• Work to do
Omit all images. Transcribe the rest of the material below exactly.

· · · · · · ·

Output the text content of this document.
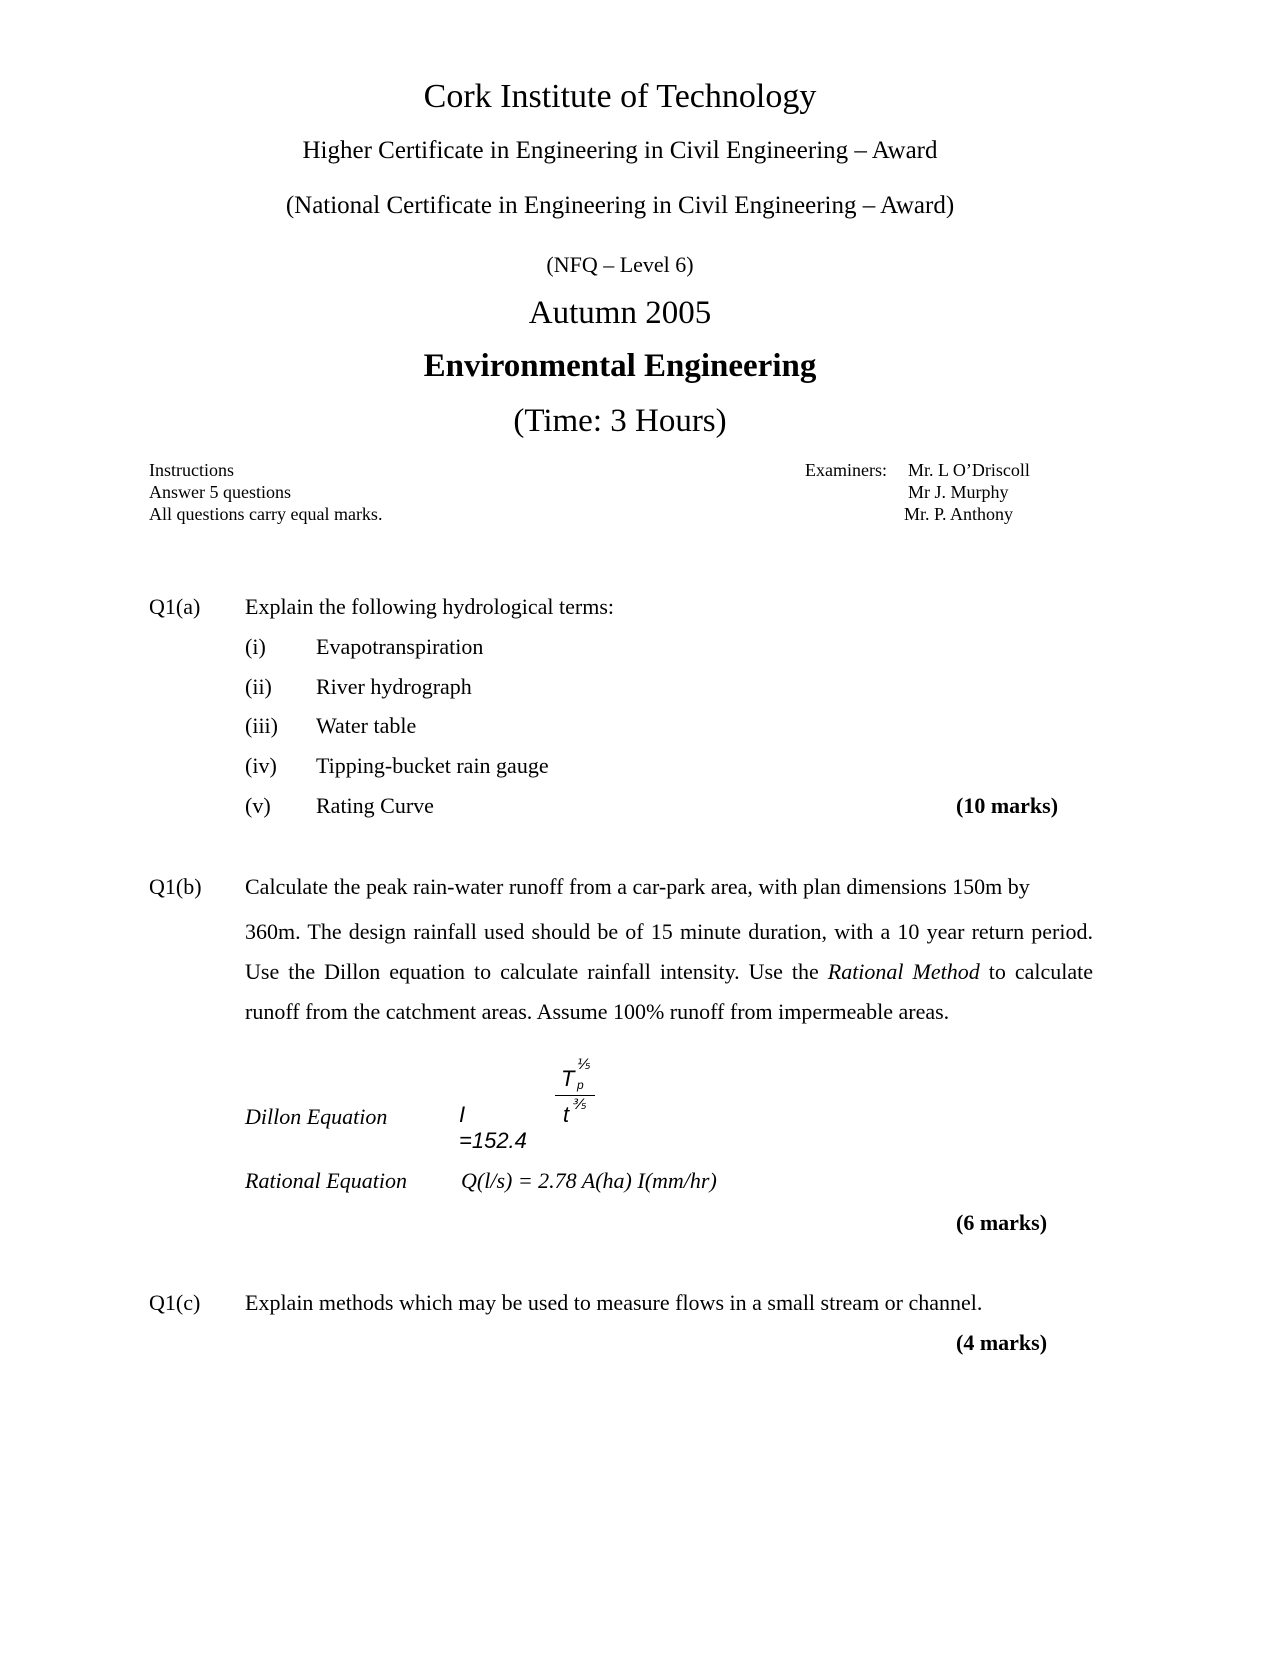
Cork Institute of Technology
Higher Certificate in Engineering in Civil Engineering – Award
(National Certificate in Engineering in Civil Engineering – Award)
(NFQ – Level 6)
Autumn 2005
Environmental Engineering
(Time: 3 Hours)
Instructions
Answer 5 questions
All questions carry equal marks.
Examiners: Mr. L O’Driscoll
Mr J. Murphy
Mr. P. Anthony
Q1(a) Explain the following hydrological terms:
(i) Evapotranspiration
(ii) River hydrograph
(iii) Water table
(iv) Tipping-bucket rain gauge
(v) Rating Curve	(10 marks)
Q1(b) Calculate the peak rain-water runoff from a car-park area, with plan dimensions 150m by
360m. The design rainfall used should be of 15 minute duration, with a 10 year return period. Use the Dillon equation to calculate rainfall intensity. Use the Rational Method to calculate runoff from the catchment areas. Assume 100% runoff from impermeable areas.
Dillon Equation	I =152.4
T
⅕
p
t ⅗
Rational Equation Q(l/s) = 2.78 A(ha) I(mm/hr)
(6 marks)
Q1(c) Explain methods which may be used to measure flows in a small stream or channel.
(4 marks)
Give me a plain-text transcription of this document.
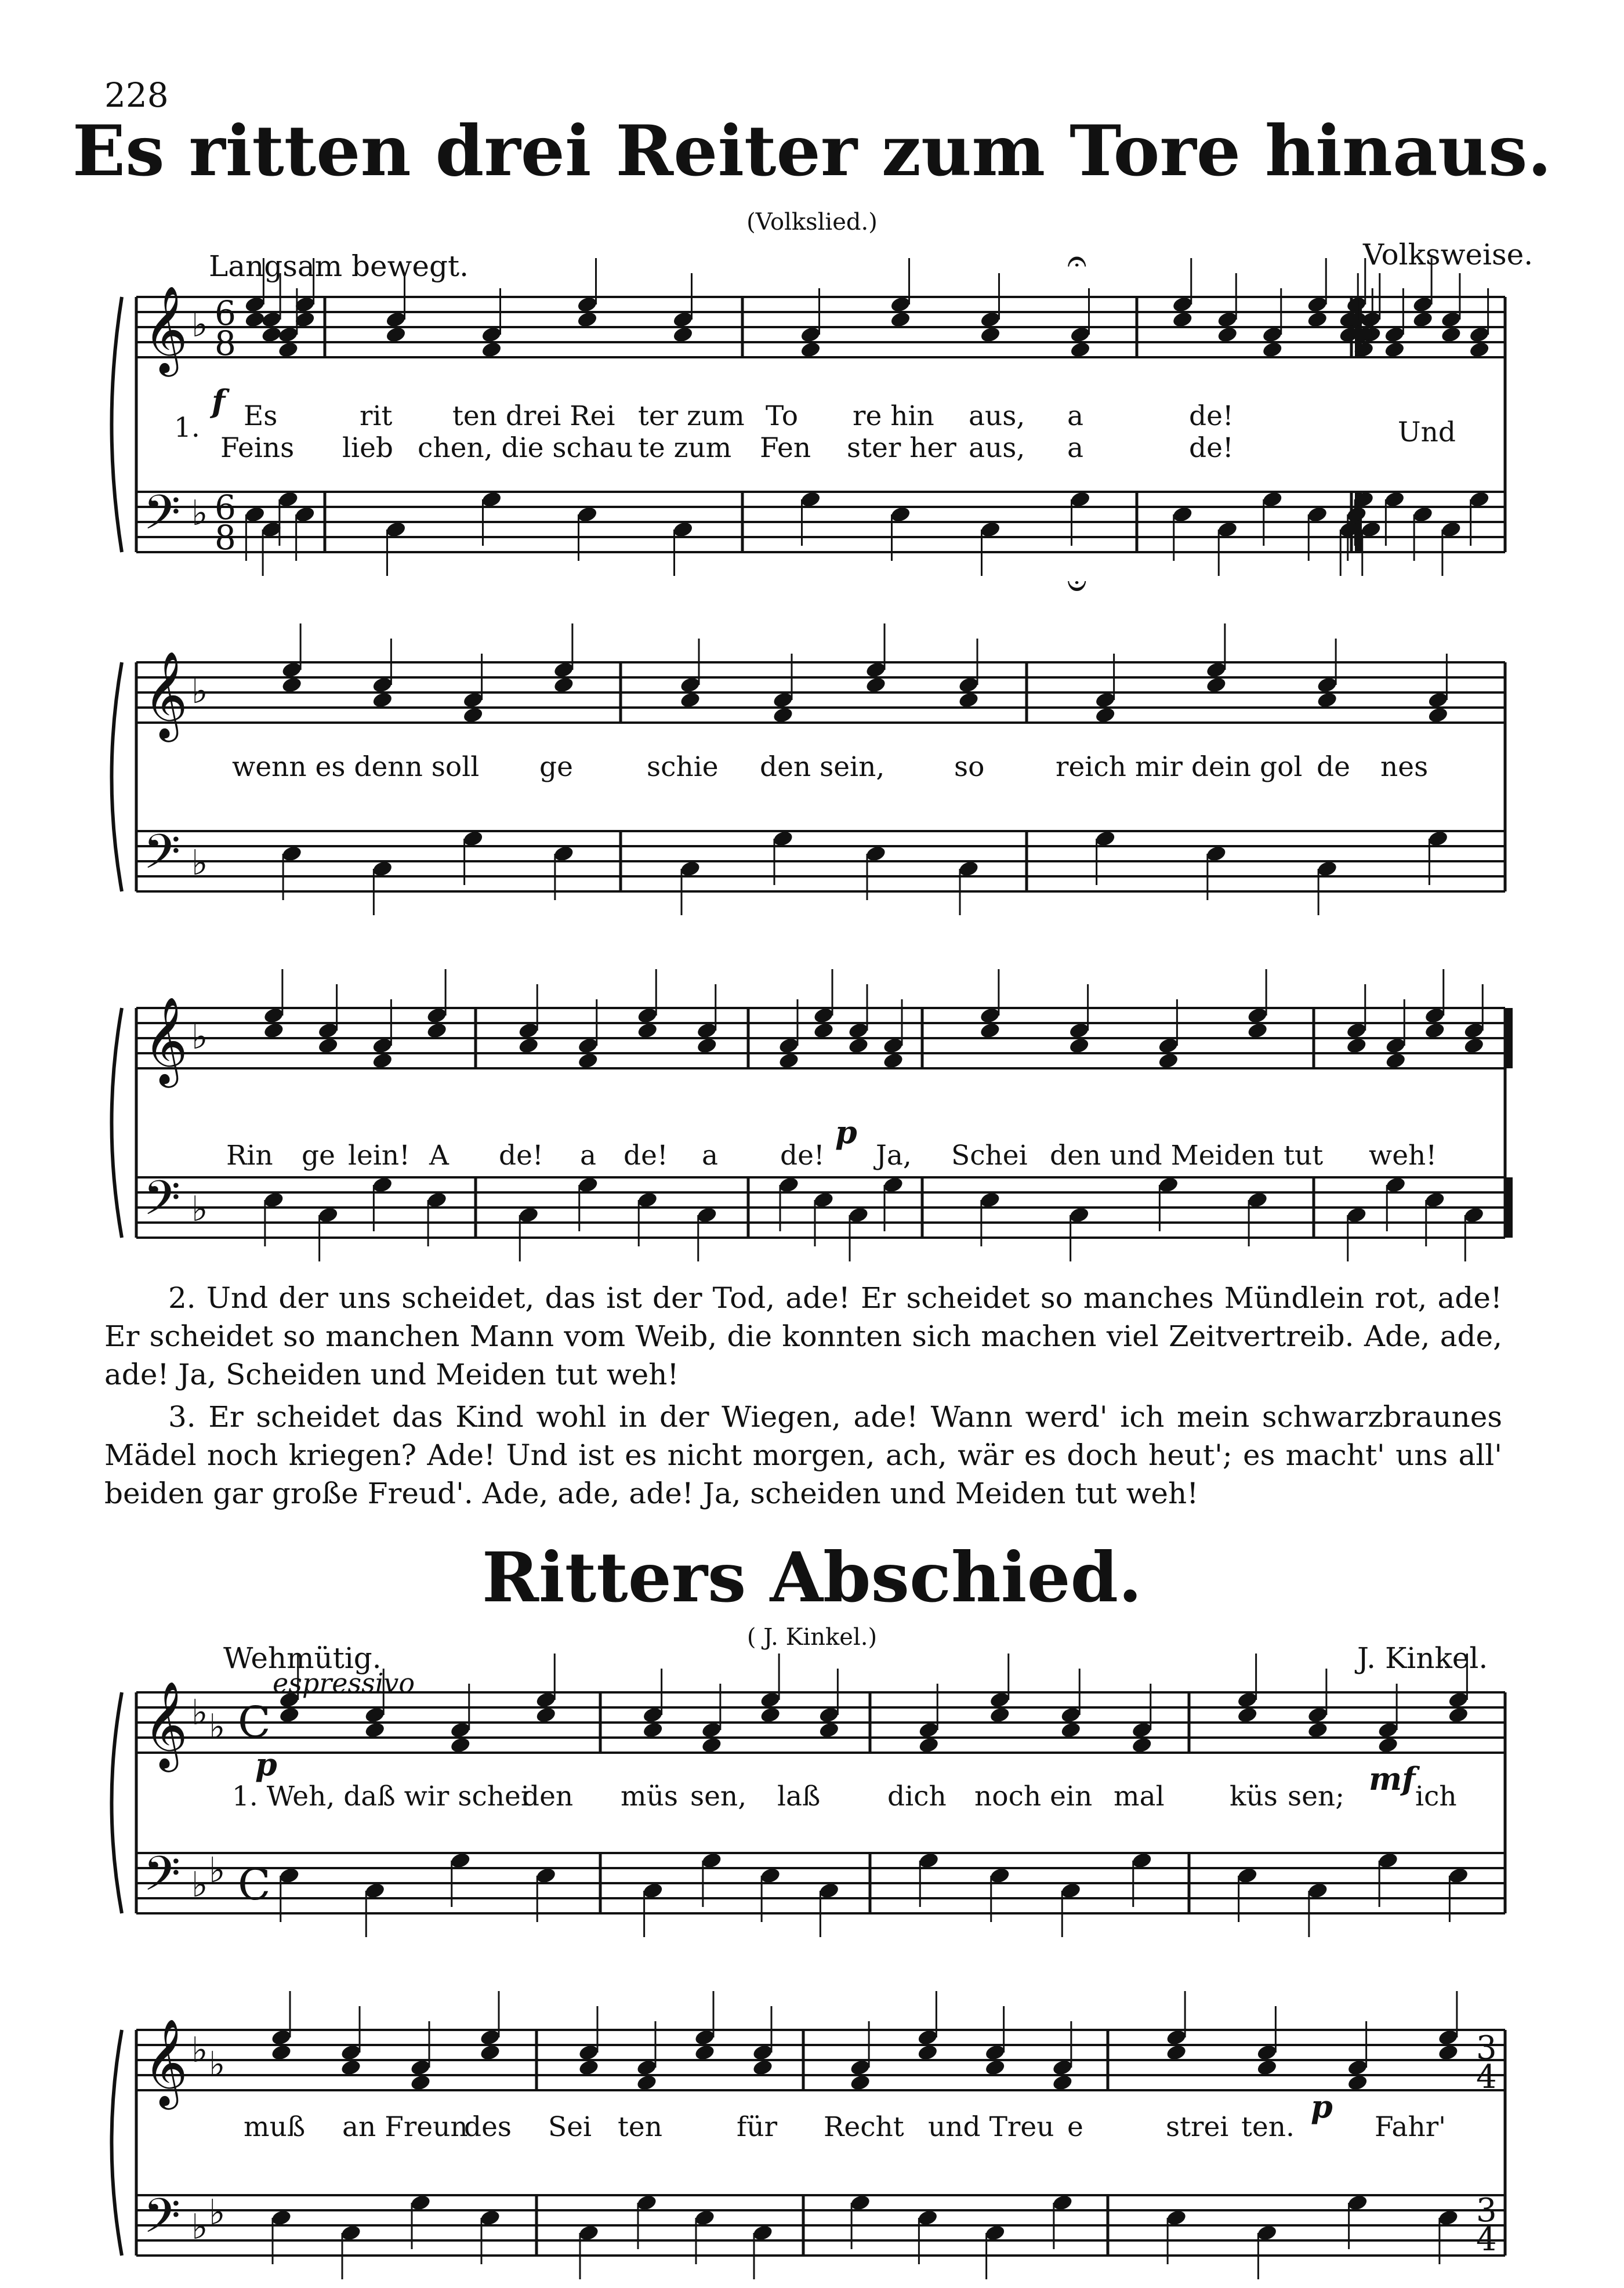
228
Es ritten drei Reiter zum Tore hinaus.
(Volkslied.)
Langsam bewegt.	Volksweise.
𝄞
𝄢
𝄞
𝄢
𝄞
𝄢
𝄞
𝄢
𝄞
𝄢
♭
♭
6
8
6
8
♭
♭
♭
♭
♭ ♭
♭ ♭
♭ ♭
♭ ♭
C
C
3
4
3
4
𝄐
𝄑
f
1. Es	rit ten drei Rei ter zum To re hin aus, a	de!
Feins lieb chen, die schau te zum Fen ster her aus, a	de!	Und
wenn es denn soll ge	schie den sein,	so	reich mir dein gol de nes
Rin ge lein! A de! a de! a de! Ja, Schei den und Mei den tut weh!
p
2. Und der uns scheidet, das ist der Tod, ade! Er scheidet so manches Mündlein rot, ade! Er scheidet so manchen Mann vom Weib, die konnten sich machen viel Zeitvertreib. Ade, ade, ade! Ja, Scheiden und Meiden tut weh!
3. Er scheidet das Kind wohl in der Wiegen, ade! Wann werd' ich mein schwarzbraunes Mädel noch kriegen? Ade! Und ist es nicht morgen, ach, wär es doch heut'; es macht' uns all' beiden gar große Freud'. Ade, ade, ade! Ja, scheiden und Meiden tut weh!
Ritters Abschied.
( J. Kinkel.)
Wehmütig.	J. Kinkel.
espressivo
p	mf
1. Weh, daß wir schei
den müs sen, laß dich noch ein mal küs sen;	ich
muß an Freun
des Sei ten	für Recht und Treu e	strei ten.	Fahr'
p
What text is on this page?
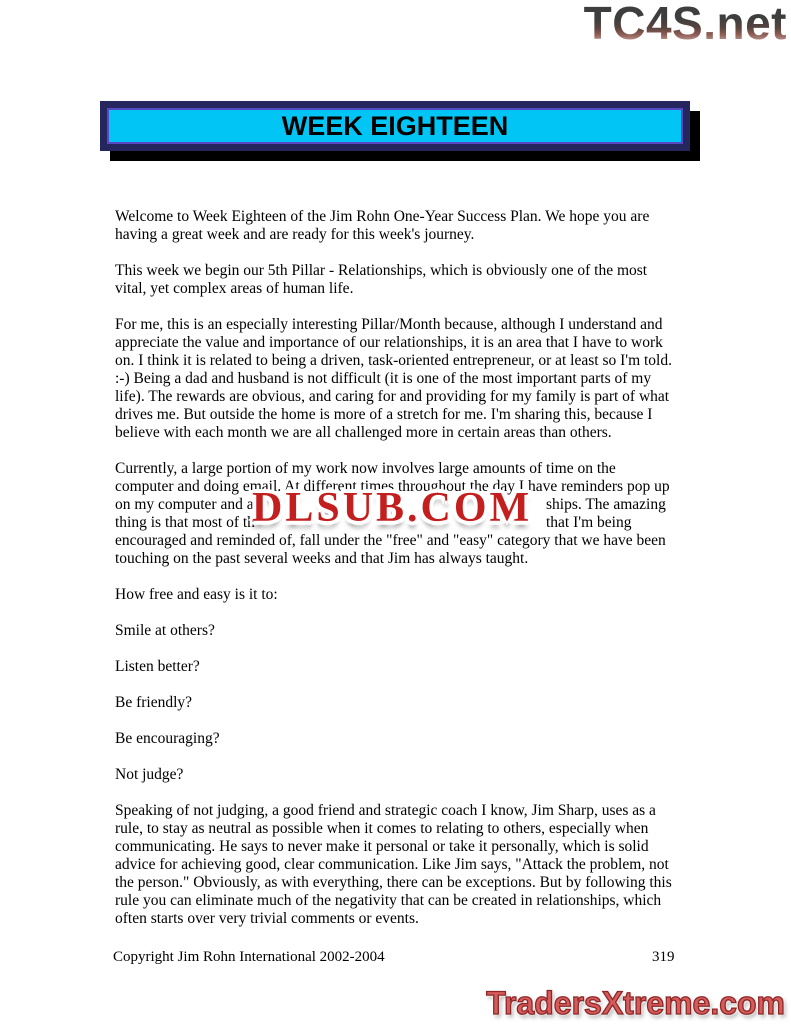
TC4S.net
WEEK EIGHTEEN

Welcome to Week Eighteen of the Jim Rohn One-Year Success Plan. We hope you are
having a great week and are ready for this week's journey.

This week we begin our 5th Pillar - Relationships, which is obviously one of the most
vital, yet complex areas of human life.

For me, this is an especially interesting Pillar/Month because, although I understand and
appreciate the value and importance of our relationships, it is an area that I have to work
on. I think it is related to being a driven, task-oriented entrepreneur, or at least so I'm told.
:-) Being a dad and husband is not difficult (it is one of the most important parts of my
life). The rewards are obvious, and caring for and providing for my family is part of what
drives me. But outside the home is more of a stretch for me. I'm sharing this, because I
believe with each month we are all challenged more in certain areas than others.

Currently, a large portion of my work now involves large amounts of time on the
computer and doing email. At different times throughout the day I have reminders pop up
on my computer and a	ships. The amazing
thing is that most of th	that I'm being
encouraged and reminded of, fall under the "free" and "easy" category that we have been
touching on the past several weeks and that Jim has always taught.

How free and easy is it to:

Smile at others?

Listen better?

Be friendly?

Be encouraging?

Not judge?

Speaking of not judging, a good friend and strategic coach I know, Jim Sharp, uses as a
rule, to stay as neutral as possible when it comes to relating to others, especially when
communicating. He says to never make it personal or take it personally, which is solid
advice for achieving good, clear communication. Like Jim says, "Attack the problem, not
the person." Obviously, as with everything, there can be exceptions. But by following this
rule you can eliminate much of the negativity that can be created in relationships, which
often starts over very trivial comments or events.

DLSUB.COM
Copyright Jim Rohn International 2002-2004	319
TradersXtreme.com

· · · · · · ·

• Task answer
Output the text content of this document.
Cork Institute of Technology
Higher Certificate in Engineering in Civil Engineering – Award
(National Certificate in Engineering in Civil Engineering – Award)
(NFQ – Level 6)
Autumn 2005
Environmental Engineering
(Time: 3 Hours)
Instructions
Answer 5 questions
All questions carry equal marks.
Examiners: Mr. L O’Driscoll
Mr J. Murphy
Mr. P. Anthony
Q1(a) Explain the following hydrological terms:
(i) Evapotranspiration
(ii) River hydrograph
(iii) Water table
(iv) Tipping-bucket rain gauge
(v) Rating Curve	(10 marks)
Q1(b) Calculate the peak rain-water runoff from a car-park area, with plan dimensions 150m by
360m. The design rainfall used should be of 15 minute duration, with a 10 year return period. Use the Dillon equation to calculate rainfall intensity. Use the Rational Method to calculate runoff from the catchment areas. Assume 100% runoff from impermeable areas.
Dillon Equation	I =152.4
T
⅕
p
t ⅗
Rational Equation Q(l/s) = 2.78 A(ha) I(mm/hr)
(6 marks)
Q1(c) Explain methods which may be used to measure flows in a small stream or channel.
(4 marks)
Give me a plain-text transcription of this document.
228
Es ritten drei Reiter zum Tore hinaus.
(Volkslied.)
Langsam bewegt.	Volksweise.
𝄞
𝄢
𝄞
𝄢
𝄞
𝄢
𝄞
𝄢
𝄞
𝄢
♭
♭
6
8
6
8
♭
♭
♭
♭
♭ ♭
♭ ♭
♭ ♭
♭ ♭
C
C
3
4
3
4
𝄐
𝄑
f
1. Es	rit ten drei Rei ter zum To re hin aus, a	de!
Feins lieb chen, die schau te zum Fen ster her aus, a	de!	Und
wenn es denn soll ge	schie den sein,	so	reich mir dein gol de nes
Rin ge lein! A de! a de! a de! Ja, Schei den und Mei den tut weh!
p
2. Und der uns scheidet, das ist der Tod, ade! Er scheidet so manches Mündlein rot, ade! Er scheidet so manchen Mann vom Weib, die konnten sich machen viel Zeitvertreib. Ade, ade, ade! Ja, Scheiden und Meiden tut weh!
3. Er scheidet das Kind wohl in der Wiegen, ade! Wann werd' ich mein schwarzbraunes Mädel noch kriegen? Ade! Und ist es nicht morgen, ach, wär es doch heut'; es macht' uns all' beiden gar große Freud'. Ade, ade, ade! Ja, scheiden und Meiden tut weh!
Ritters Abschied.
( J. Kinkel.)
Wehmütig.	J. Kinkel.
espressivo
p	mf
1. Weh, daß wir schei
den müs sen, laß dich noch ein mal küs sen;	ich
muß an Freun
des Sei ten	für Recht und Treu e	strei ten.	Fahr'
p
What text is on this page?
TC4S.net
WEEK EIGHTEEN

Welcome to Week Eighteen of the Jim Rohn One-Year Success Plan. We hope you are
having a great week and are ready for this week's journey.

This week we begin our 5th Pillar - Relationships, which is obviously one of the most
vital, yet complex areas of human life.

For me, this is an especially interesting Pillar/Month because, although I understand and
appreciate the value and importance of our relationships, it is an area that I have to work
on. I think it is related to being a driven, task-oriented entrepreneur, or at least so I'm told.
:-) Being a dad and husband is not difficult (it is one of the most important parts of my
life). The rewards are obvious, and caring for and providing for my family is part of what
drives me. But outside the home is more of a stretch for me. I'm sharing this, because I
believe with each month we are all challenged more in certain areas than others.

Currently, a large portion of my work now involves large amounts of time on the
computer and doing email. At different times throughout the day I have reminders pop up
on my computer and a	ships. The amazing
thing is that most of th	that I'm being
encouraged and reminded of, fall under the "free" and "easy" category that we have been
touching on the past several weeks and that Jim has always taught.

How free and easy is it to:

Smile at others?

Listen better?

Be friendly?

Be encouraging?

Not judge?

Speaking of not judging, a good friend and strategic coach I know, Jim Sharp, uses as a
rule, to stay as neutral as possible when it comes to relating to others, especially when
communicating. He says to never make it personal or take it personally, which is solid
advice for achieving good, clear communication. Like Jim says, "Attack the problem, not
the person." Obviously, as with everything, there can be exceptions. But by following this
rule you can eliminate much of the negativity that can be created in relationships, which
often starts over very trivial comments or events.

DLSUB.COM
Copyright Jim Rohn International 2002-2004	319
TradersXtreme.com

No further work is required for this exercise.